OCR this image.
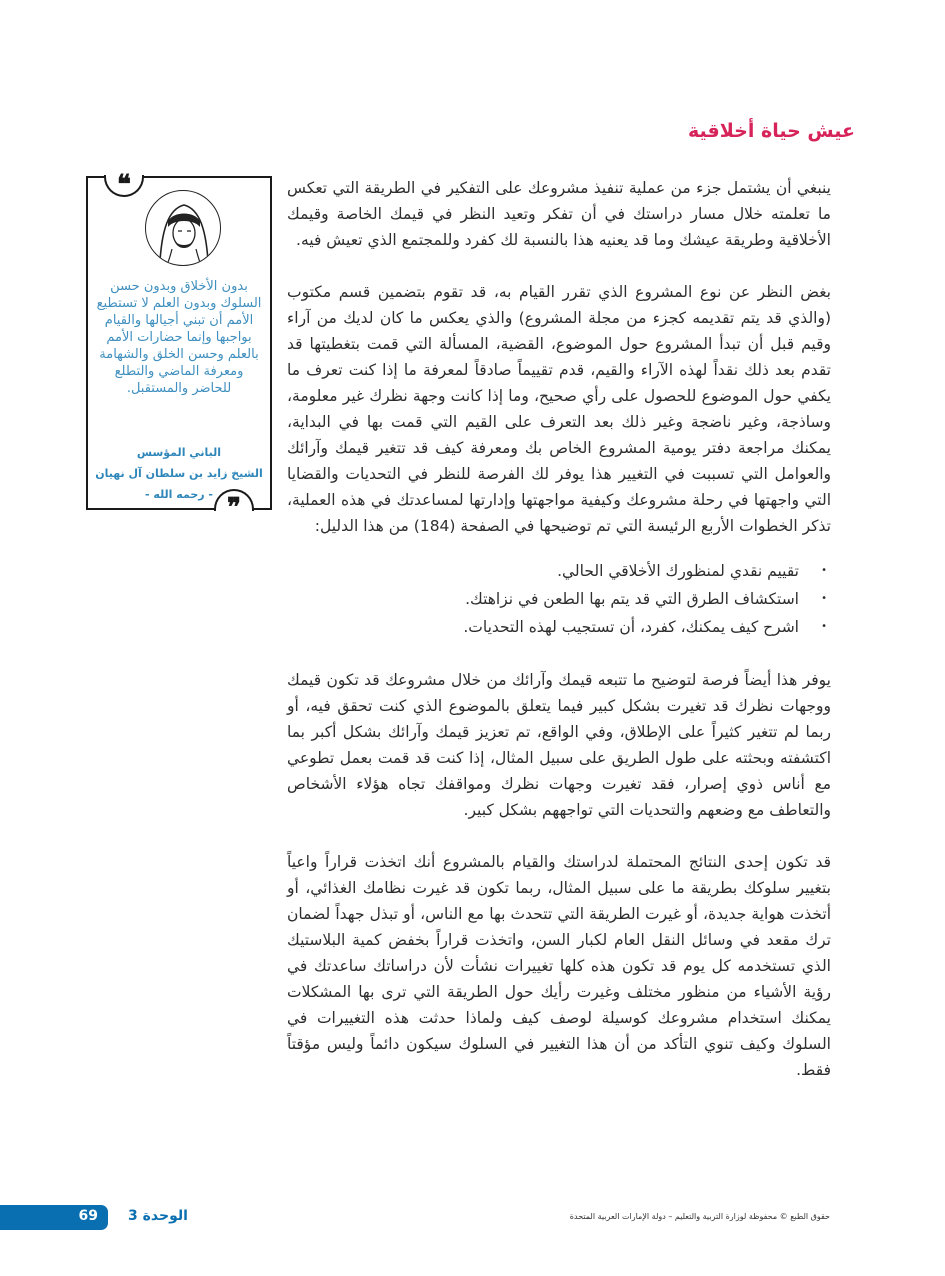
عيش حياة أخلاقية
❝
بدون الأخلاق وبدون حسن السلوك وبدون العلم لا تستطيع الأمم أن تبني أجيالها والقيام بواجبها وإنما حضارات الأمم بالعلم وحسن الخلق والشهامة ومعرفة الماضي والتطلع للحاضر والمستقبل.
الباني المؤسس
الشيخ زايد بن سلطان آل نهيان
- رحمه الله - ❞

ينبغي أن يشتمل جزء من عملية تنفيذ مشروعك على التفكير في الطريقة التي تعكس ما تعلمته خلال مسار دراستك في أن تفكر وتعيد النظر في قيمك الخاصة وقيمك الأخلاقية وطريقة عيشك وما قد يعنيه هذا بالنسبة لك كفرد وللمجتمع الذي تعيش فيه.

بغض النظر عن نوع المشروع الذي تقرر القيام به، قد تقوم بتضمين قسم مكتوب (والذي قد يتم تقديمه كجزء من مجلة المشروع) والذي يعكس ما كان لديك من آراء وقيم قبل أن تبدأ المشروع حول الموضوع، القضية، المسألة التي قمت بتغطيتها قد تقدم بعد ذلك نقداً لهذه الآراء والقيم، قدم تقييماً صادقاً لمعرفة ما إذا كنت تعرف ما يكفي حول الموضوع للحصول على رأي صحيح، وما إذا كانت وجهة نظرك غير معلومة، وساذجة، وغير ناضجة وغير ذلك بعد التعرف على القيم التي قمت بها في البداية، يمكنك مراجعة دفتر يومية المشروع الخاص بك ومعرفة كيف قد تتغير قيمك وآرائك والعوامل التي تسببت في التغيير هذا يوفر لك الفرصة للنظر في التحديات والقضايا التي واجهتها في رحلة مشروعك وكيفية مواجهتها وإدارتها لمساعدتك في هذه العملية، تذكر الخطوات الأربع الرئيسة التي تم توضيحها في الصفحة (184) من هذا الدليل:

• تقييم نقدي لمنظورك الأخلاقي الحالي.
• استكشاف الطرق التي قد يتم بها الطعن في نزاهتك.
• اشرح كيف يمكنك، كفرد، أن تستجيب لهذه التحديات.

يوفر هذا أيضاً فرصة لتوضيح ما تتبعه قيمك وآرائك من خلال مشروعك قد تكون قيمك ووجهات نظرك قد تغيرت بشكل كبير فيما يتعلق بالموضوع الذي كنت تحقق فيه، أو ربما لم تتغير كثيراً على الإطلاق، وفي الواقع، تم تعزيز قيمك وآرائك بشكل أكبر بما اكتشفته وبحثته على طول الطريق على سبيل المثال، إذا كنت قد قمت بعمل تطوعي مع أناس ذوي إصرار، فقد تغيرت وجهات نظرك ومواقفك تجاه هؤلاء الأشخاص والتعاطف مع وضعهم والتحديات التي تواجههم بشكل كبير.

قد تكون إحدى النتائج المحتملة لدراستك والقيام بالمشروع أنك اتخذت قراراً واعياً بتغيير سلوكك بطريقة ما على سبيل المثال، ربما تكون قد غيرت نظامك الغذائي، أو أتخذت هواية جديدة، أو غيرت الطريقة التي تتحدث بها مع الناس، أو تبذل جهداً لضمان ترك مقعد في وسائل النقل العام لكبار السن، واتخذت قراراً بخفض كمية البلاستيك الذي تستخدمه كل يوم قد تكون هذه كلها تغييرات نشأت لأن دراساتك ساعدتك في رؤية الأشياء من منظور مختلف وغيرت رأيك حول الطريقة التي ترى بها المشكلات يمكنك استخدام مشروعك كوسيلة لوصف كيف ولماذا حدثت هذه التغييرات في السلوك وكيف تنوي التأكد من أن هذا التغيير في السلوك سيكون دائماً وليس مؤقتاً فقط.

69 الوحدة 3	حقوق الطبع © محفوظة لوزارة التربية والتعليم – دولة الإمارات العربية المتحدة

--- Requirements ---
Copy out each line of the entries that holds "كفرد".

--- The response ---
ينبغي أن يشتمل جزء من عملية تنفيذ مشروعك على التفكير في الطريقة التي تعكس ما تعلمته خلال مسار دراستك في أن تفكر وتعيد النظر في قيمك الخاصة وقيمك الأخلاقية وطريقة عيشك وما قد يعنيه هذا بالنسبة لك كفرد وللمجتمع الذي تعيش فيه.
• اشرح كيف يمكنك، كفرد، أن تستجيب لهذه التحديات.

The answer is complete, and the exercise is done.